Task instructions:
Set out each line from the following listing that includes the word "JSON".

Provided entries:
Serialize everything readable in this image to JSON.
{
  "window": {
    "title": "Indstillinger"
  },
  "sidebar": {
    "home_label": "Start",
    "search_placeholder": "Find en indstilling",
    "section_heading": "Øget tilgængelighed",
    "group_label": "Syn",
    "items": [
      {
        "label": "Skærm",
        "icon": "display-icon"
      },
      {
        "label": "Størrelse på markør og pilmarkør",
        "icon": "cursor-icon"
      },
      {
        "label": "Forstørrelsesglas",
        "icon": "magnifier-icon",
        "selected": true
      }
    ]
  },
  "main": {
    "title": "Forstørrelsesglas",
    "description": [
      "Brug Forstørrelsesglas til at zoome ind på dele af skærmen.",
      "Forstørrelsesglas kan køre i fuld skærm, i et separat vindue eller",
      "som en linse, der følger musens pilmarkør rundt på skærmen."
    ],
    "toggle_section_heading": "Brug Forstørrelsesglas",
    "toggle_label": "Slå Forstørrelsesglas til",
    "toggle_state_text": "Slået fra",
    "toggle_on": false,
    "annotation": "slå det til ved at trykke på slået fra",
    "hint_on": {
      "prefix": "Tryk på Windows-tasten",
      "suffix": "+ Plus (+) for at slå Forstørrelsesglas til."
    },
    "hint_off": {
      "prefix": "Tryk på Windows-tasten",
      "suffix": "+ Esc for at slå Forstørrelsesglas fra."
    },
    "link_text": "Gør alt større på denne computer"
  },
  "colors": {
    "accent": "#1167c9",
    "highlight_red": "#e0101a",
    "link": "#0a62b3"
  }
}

* * *

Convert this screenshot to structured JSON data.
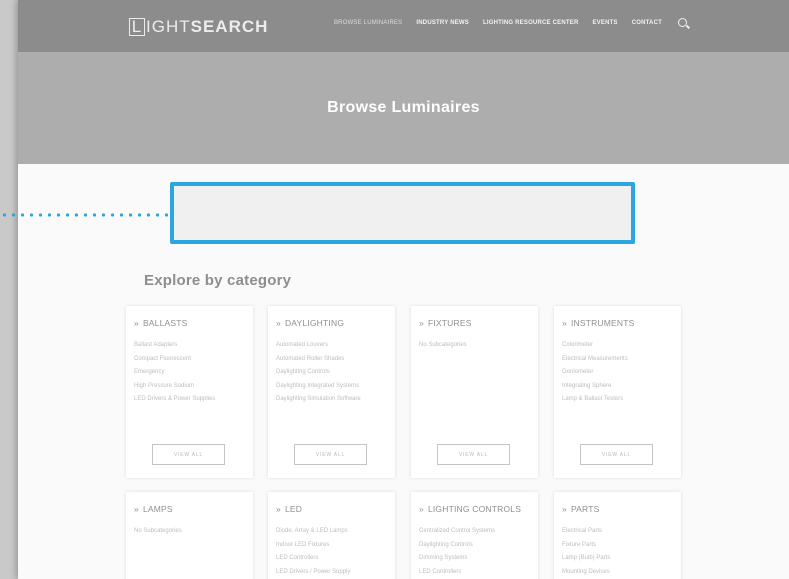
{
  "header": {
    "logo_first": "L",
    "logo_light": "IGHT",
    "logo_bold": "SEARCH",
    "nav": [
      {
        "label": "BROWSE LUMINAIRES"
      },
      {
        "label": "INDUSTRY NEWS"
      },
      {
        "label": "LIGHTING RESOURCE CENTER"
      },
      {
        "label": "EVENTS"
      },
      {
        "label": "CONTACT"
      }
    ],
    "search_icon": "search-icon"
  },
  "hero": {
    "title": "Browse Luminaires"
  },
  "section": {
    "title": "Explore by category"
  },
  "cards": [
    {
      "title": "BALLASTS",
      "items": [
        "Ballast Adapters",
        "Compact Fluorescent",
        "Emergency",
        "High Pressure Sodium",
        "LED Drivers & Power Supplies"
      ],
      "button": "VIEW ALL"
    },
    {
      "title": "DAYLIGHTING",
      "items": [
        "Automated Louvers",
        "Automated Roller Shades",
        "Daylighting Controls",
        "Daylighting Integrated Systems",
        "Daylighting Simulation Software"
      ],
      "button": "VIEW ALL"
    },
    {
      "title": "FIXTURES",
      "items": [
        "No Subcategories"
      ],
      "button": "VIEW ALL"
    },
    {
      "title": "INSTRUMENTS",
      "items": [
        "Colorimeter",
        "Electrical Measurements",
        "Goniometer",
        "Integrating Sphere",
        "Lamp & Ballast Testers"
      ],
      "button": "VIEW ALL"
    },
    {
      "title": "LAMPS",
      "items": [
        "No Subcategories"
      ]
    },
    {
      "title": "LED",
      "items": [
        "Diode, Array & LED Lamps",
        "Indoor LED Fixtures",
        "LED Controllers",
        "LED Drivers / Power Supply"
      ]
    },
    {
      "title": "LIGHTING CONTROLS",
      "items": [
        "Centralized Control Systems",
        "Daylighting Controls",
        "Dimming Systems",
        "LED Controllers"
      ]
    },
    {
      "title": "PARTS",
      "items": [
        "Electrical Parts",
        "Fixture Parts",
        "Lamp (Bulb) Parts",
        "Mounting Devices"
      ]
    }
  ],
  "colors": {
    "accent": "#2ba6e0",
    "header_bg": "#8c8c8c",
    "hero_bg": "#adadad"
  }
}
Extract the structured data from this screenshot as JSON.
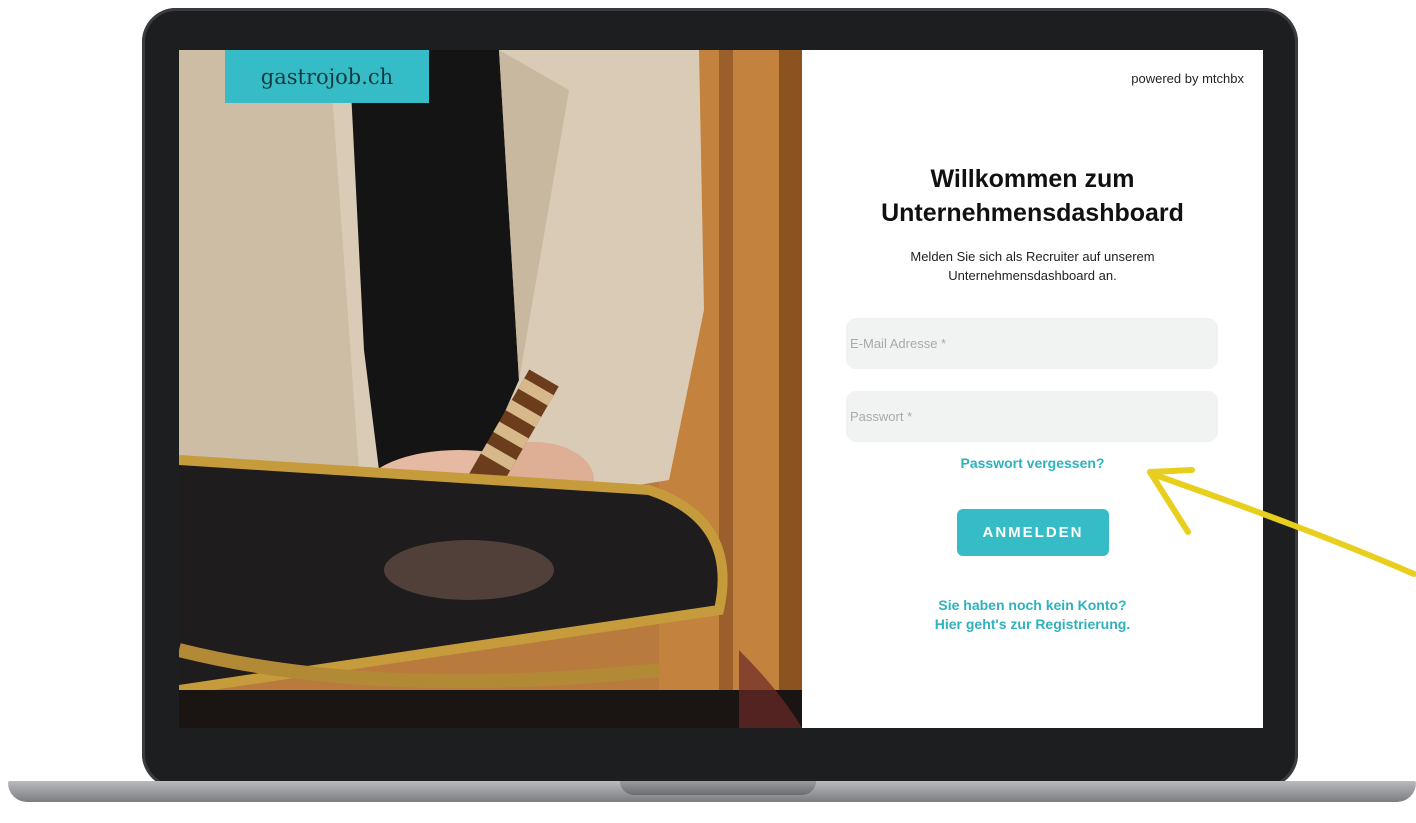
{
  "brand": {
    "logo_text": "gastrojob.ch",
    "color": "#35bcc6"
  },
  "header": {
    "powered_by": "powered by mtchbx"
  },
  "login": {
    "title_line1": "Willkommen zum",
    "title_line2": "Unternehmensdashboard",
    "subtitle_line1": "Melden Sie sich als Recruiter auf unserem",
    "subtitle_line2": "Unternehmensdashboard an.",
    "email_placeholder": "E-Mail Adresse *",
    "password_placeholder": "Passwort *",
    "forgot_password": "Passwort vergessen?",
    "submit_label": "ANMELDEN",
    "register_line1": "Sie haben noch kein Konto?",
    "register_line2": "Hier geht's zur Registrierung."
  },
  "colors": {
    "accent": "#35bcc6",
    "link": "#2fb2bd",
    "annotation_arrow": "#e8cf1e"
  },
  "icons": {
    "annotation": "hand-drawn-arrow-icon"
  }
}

Right answer:
Serialize everything readable in this image to JSON.
Convert this screenshot to structured JSON data.
Extract the structured data from this screenshot as JSON.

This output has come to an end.